DATASET RECORDS:
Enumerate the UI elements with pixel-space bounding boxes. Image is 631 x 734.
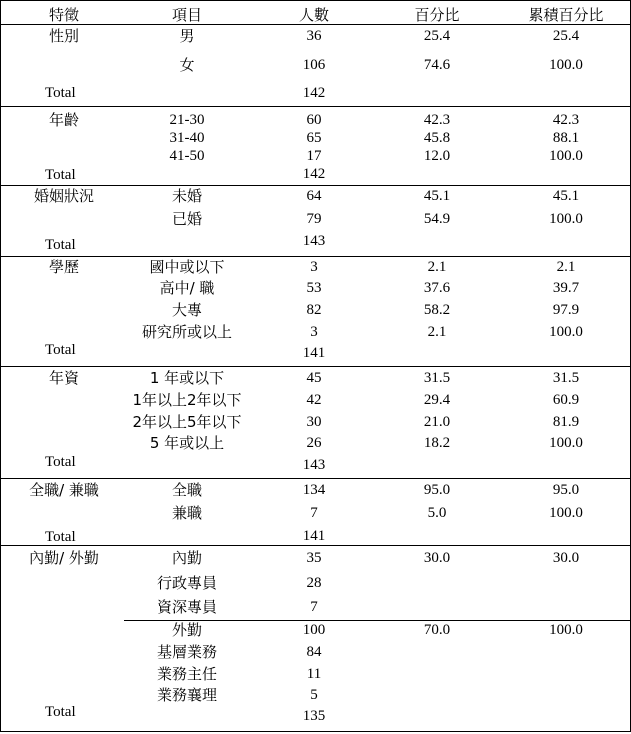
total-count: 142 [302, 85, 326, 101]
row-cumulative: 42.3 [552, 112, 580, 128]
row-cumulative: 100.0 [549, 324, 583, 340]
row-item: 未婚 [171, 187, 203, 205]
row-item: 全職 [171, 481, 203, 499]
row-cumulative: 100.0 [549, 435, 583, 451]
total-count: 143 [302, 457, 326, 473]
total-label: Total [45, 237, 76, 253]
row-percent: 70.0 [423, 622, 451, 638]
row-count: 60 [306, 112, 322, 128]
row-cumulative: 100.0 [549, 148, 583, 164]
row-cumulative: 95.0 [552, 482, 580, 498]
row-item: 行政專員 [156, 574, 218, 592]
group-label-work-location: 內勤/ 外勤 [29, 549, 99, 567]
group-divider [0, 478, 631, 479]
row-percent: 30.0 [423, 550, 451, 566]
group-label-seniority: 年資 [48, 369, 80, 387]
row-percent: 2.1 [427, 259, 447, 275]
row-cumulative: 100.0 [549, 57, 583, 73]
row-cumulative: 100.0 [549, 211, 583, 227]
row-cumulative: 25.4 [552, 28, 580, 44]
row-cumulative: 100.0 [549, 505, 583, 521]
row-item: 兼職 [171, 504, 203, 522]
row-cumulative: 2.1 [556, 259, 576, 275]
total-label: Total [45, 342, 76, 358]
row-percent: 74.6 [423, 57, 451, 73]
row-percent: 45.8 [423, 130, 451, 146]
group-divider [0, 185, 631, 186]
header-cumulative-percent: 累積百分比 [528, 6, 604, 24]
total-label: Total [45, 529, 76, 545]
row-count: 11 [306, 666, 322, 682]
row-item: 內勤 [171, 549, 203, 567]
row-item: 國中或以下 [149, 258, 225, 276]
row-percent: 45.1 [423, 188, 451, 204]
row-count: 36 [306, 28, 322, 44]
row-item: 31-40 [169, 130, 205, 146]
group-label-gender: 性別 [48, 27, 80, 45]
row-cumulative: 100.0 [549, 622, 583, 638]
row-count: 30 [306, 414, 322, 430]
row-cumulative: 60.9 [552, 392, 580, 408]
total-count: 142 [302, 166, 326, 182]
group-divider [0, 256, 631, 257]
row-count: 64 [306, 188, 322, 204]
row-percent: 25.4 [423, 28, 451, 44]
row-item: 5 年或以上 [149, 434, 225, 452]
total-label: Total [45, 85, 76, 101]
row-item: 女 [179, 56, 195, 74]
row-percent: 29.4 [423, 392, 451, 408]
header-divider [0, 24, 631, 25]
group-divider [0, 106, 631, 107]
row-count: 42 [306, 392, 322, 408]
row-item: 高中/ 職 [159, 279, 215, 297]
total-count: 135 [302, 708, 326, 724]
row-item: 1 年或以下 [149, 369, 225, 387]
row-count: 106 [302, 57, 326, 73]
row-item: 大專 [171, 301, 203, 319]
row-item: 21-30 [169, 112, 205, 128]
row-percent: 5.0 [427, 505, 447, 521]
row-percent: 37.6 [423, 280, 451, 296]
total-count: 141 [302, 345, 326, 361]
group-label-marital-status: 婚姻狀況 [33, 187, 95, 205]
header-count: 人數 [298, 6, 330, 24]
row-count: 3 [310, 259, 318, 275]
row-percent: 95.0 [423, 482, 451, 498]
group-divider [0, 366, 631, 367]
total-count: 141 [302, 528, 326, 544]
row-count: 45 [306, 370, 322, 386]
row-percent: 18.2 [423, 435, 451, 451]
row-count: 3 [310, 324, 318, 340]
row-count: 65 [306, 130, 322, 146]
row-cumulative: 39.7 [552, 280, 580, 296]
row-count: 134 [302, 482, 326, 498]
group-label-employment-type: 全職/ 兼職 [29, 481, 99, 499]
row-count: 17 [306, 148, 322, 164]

WRITTEN TASK: Can you pull these lines out of the data verbatim, beginning with the line that contains "total-count: 142 [302, 85, 326, 101]" and stopping after the line that contains "total-label: Total [45, 237, 76, 253]"?

CORRECT RESULT:
total-count: 142 [302, 85, 326, 101]
row-cumulative: 42.3 [552, 112, 580, 128]
row-cumulative: 100.0 [549, 324, 583, 340]
row-item: 未婚 [171, 187, 203, 205]
row-item: 全職 [171, 481, 203, 499]
row-cumulative: 100.0 [549, 435, 583, 451]
total-count: 143 [302, 457, 326, 473]
total-label: Total [45, 237, 76, 253]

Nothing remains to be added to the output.